## Input
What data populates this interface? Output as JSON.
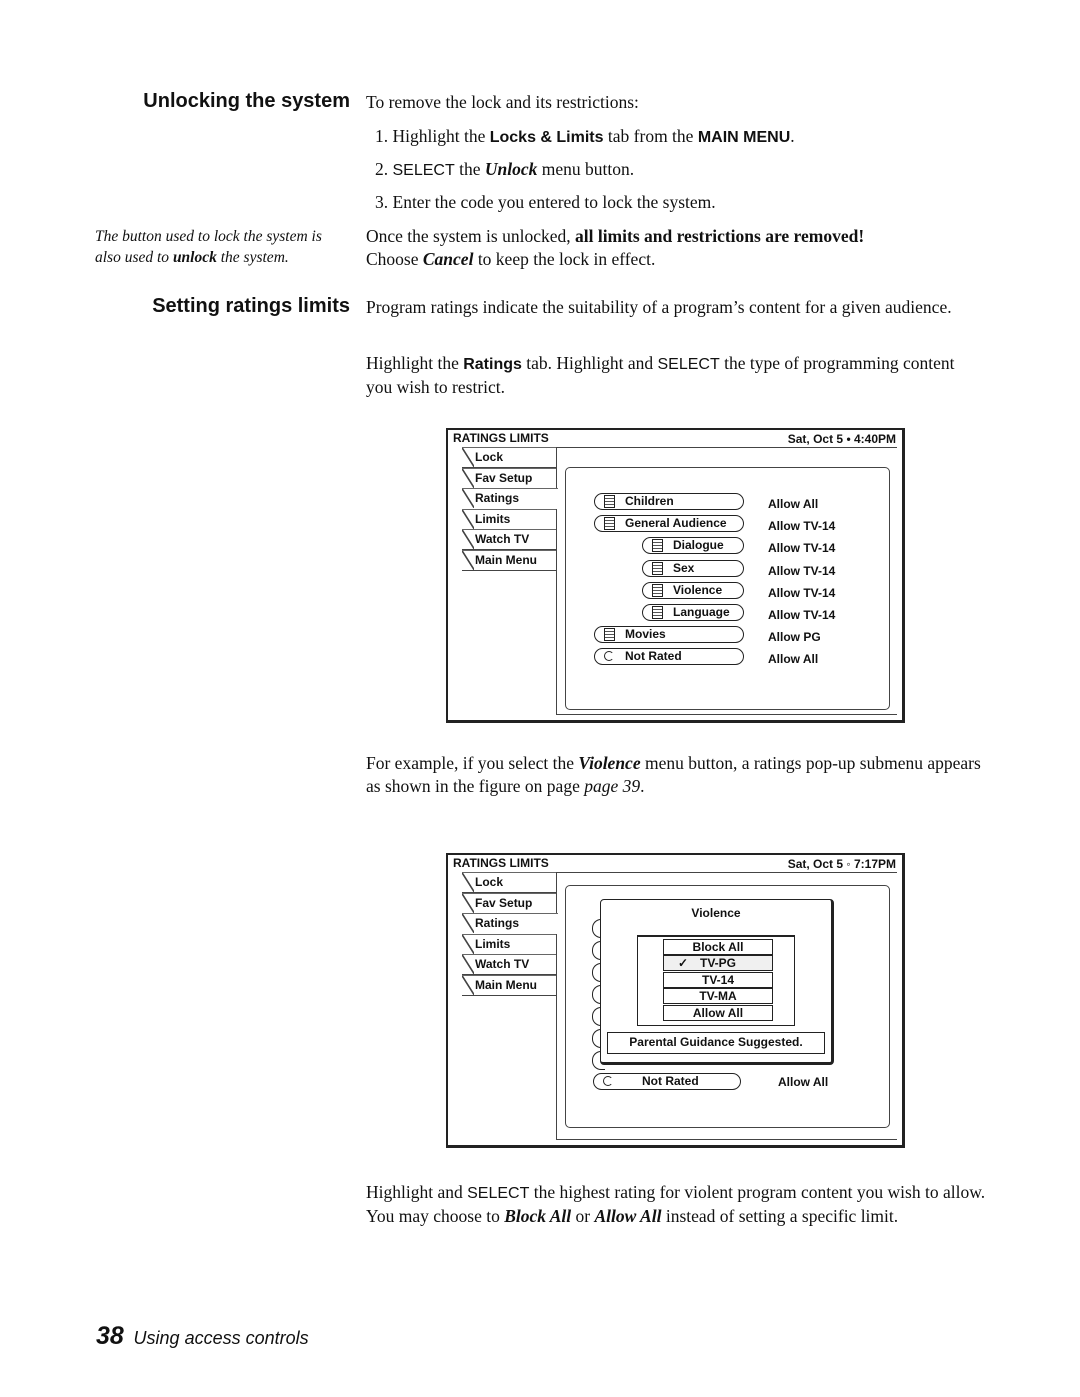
{
  "section1": {
    "heading": "Unlocking the system",
    "intro": "To remove the lock and its restrictions:",
    "steps": [
      {
        "num": "1.",
        "pre": "Highlight the ",
        "b1": "Locks & Limits",
        "mid": " tab from the ",
        "b2": "MAIN MENU",
        "post": "."
      },
      {
        "num": "2.",
        "pre": "SELECT",
        "mid": " the ",
        "em": "Unlock",
        "post": " menu button."
      },
      {
        "num": "3.",
        "text": "Enter the code you entered to lock the system."
      }
    ],
    "note_a": "The button used to lock the system is also used to ",
    "note_b": "unlock",
    "note_c": " the system.",
    "p1a": "Once the system is unlocked, ",
    "p1b": "all limits and restrictions are removed!",
    "p2a": "Choose ",
    "p2b": "Cancel",
    "p2c": " to keep the lock in effect."
  },
  "section2": {
    "heading": "Setting ratings limits",
    "p1": "Program ratings indicate the suitability of a program’s content for a given audience.",
    "p2a": "Highlight the ",
    "p2b": "Ratings",
    "p2c": " tab. Highlight and ",
    "p2d": "SELECT",
    "p2e": " the type of programming content you wish to restrict.",
    "p3a": "For example, if you select the ",
    "p3b": "Violence",
    "p3c": " menu button, a ratings pop-up submenu appears as shown in the figure on page ",
    "p3d": "page 39",
    ".": ".",
    "p3e": ".",
    "p4a": "Highlight and ",
    "p4b": "SELECT",
    "p4c": " the highest rating for violent program content you wish to allow. You may choose to ",
    "p4d": "Block All",
    "p4e": " or ",
    "p4f": "Allow All",
    "p4g": " instead of setting a specific limit."
  },
  "tabs": [
    "Lock",
    "Fav Setup",
    "Ratings",
    "Limits",
    "Watch TV",
    "Main Menu"
  ],
  "figure1": {
    "title": "RATINGS LIMITS",
    "clock": "Sat, Oct 5 • 4:40PM",
    "rows": [
      {
        "label": "Children",
        "value": "Allow All",
        "sub": false,
        "icon": "list-icon"
      },
      {
        "label": "General Audience",
        "value": "Allow TV-14",
        "sub": false,
        "icon": "list-icon"
      },
      {
        "label": "Dialogue",
        "value": "Allow TV-14",
        "sub": true,
        "icon": "list-icon"
      },
      {
        "label": "Sex",
        "value": "Allow TV-14",
        "sub": true,
        "icon": "list-icon"
      },
      {
        "label": "Violence",
        "value": "Allow TV-14",
        "sub": true,
        "icon": "list-icon"
      },
      {
        "label": "Language",
        "value": "Allow TV-14",
        "sub": true,
        "icon": "list-icon"
      },
      {
        "label": "Movies",
        "value": "Allow PG",
        "sub": false,
        "icon": "list-icon"
      },
      {
        "label": "Not Rated",
        "value": "Allow All",
        "sub": false,
        "icon": "refresh-icon"
      }
    ]
  },
  "figure2": {
    "title": "RATINGS LIMITS",
    "clock": "Sat, Oct 5 ◦ 7:17PM",
    "popup_title": "Violence",
    "options": [
      "Block All",
      "TV-PG",
      "TV-14",
      "TV-MA",
      "Allow All"
    ],
    "checked": "TV-PG",
    "description": "Parental Guidance Suggested.",
    "row_label": "Not Rated",
    "row_value": "Allow All"
  },
  "footer": {
    "page_number": "38",
    "section": "Using access controls"
  }
}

## Required work
Set out every line from the material that contains the string "content".

## Exercise result
    "p1": "Program ratings indicate the suitability of a program’s content for a given audience.",
    "p2e": " the type of programming content you wish to restrict.",
    "p4c": " the highest rating for violent program content you wish to allow. You may choose to ",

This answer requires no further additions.